--- Task to complete ---
The required lines are those that contain "Verstreckung"; pull them out of the data and copy them.

--- Provided information ---
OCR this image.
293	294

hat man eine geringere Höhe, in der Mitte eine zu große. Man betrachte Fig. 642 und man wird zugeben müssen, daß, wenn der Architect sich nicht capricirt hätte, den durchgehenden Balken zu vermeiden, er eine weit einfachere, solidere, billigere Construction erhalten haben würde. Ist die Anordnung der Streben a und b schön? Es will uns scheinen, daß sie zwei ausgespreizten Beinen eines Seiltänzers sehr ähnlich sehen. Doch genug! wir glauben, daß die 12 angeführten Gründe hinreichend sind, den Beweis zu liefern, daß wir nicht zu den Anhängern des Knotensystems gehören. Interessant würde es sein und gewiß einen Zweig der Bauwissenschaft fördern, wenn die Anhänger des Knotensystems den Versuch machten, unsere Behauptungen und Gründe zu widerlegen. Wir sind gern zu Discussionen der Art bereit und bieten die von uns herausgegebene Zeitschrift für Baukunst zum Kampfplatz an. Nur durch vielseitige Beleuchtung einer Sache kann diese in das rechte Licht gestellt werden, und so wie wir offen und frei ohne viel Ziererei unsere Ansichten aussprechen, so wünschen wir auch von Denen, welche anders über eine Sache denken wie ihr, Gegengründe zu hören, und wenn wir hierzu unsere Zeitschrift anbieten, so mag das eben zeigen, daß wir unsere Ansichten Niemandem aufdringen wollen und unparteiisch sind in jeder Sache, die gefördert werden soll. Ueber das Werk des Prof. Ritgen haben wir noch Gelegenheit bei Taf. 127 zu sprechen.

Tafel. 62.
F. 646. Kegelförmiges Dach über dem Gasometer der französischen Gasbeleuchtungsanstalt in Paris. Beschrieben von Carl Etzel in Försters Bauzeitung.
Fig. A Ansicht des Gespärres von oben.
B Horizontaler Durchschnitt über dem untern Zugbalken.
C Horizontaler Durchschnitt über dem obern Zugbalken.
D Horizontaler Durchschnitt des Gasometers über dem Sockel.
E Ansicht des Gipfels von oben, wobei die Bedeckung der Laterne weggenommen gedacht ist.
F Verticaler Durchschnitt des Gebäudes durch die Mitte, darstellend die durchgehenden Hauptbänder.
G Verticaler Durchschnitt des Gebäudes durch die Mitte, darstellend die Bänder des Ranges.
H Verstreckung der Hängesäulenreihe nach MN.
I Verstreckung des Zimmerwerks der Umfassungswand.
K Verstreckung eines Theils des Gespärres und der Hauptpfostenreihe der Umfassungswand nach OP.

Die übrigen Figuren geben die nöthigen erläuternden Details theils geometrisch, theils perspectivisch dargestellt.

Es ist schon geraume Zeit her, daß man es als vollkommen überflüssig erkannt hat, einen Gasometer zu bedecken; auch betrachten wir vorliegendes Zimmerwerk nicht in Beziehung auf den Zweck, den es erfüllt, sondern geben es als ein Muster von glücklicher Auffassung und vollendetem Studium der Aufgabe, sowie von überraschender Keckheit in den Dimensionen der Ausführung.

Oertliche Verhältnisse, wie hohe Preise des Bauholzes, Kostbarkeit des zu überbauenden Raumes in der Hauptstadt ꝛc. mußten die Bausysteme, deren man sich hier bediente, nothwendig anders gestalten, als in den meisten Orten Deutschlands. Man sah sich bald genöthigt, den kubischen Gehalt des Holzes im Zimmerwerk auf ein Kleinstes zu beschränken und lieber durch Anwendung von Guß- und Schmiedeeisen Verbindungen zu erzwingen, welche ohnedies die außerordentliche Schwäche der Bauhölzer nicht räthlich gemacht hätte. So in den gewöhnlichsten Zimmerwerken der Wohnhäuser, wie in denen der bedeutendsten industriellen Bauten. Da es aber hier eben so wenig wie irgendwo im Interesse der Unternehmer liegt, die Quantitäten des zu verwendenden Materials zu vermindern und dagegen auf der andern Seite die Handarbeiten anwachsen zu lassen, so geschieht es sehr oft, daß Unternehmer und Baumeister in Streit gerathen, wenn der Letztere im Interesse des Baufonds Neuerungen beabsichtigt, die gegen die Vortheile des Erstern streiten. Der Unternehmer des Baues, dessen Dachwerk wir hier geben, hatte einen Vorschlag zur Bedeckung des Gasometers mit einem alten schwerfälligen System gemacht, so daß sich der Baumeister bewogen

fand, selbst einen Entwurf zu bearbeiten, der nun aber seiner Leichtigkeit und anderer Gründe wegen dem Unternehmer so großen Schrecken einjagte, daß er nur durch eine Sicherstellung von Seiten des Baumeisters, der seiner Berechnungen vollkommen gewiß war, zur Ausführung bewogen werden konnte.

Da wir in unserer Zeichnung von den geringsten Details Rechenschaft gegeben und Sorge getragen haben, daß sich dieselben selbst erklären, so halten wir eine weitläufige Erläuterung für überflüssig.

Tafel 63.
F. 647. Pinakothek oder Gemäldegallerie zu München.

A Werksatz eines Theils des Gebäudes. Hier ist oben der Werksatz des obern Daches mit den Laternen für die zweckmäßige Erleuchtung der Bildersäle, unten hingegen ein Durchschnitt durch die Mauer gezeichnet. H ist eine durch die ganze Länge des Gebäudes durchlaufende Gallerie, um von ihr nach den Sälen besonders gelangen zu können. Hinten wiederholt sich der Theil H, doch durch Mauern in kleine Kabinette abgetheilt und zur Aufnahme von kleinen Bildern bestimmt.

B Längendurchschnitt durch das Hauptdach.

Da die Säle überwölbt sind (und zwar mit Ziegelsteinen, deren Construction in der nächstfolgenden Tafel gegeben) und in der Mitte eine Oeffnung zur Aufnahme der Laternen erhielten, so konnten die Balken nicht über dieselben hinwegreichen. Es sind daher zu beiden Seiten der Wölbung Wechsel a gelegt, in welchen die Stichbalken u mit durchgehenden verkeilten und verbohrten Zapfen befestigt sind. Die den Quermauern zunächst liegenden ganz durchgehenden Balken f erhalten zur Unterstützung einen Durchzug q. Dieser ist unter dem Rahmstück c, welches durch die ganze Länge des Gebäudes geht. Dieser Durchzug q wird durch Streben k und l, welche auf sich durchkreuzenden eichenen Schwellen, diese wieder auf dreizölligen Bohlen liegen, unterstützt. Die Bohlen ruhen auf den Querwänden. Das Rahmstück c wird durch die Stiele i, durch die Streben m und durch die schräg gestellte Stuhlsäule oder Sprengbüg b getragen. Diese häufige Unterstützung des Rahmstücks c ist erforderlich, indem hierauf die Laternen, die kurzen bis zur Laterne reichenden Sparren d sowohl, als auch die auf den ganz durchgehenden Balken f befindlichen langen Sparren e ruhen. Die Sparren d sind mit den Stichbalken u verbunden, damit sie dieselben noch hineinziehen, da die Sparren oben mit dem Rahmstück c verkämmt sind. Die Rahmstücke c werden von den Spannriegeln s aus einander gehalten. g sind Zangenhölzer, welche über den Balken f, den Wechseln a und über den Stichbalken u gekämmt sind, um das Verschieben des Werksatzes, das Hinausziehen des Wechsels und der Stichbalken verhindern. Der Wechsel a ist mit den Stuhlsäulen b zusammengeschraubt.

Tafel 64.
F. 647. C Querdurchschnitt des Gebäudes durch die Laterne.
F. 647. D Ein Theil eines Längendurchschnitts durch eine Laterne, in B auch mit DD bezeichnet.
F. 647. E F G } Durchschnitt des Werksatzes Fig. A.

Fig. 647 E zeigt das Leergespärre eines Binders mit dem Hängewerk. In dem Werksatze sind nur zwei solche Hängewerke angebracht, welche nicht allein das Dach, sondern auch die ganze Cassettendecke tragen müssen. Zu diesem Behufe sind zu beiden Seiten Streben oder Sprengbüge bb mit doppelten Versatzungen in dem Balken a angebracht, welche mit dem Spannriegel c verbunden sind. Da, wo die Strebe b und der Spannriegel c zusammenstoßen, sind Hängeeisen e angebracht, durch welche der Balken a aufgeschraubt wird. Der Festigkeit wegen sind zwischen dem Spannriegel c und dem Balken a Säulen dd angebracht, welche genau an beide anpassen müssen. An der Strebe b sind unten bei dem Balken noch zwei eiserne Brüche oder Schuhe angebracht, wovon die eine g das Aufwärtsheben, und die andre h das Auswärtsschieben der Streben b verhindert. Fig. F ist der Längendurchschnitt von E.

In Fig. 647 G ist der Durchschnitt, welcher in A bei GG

--- Finished exercise ---
H Verstreckung der Hängesäulenreihe nach MN.
I Verstreckung des Zimmerwerks der Umfassungswand.
K Verstreckung eines Theils des Gespärres und der Hauptpfostenreihe der Umfassungswand nach OP.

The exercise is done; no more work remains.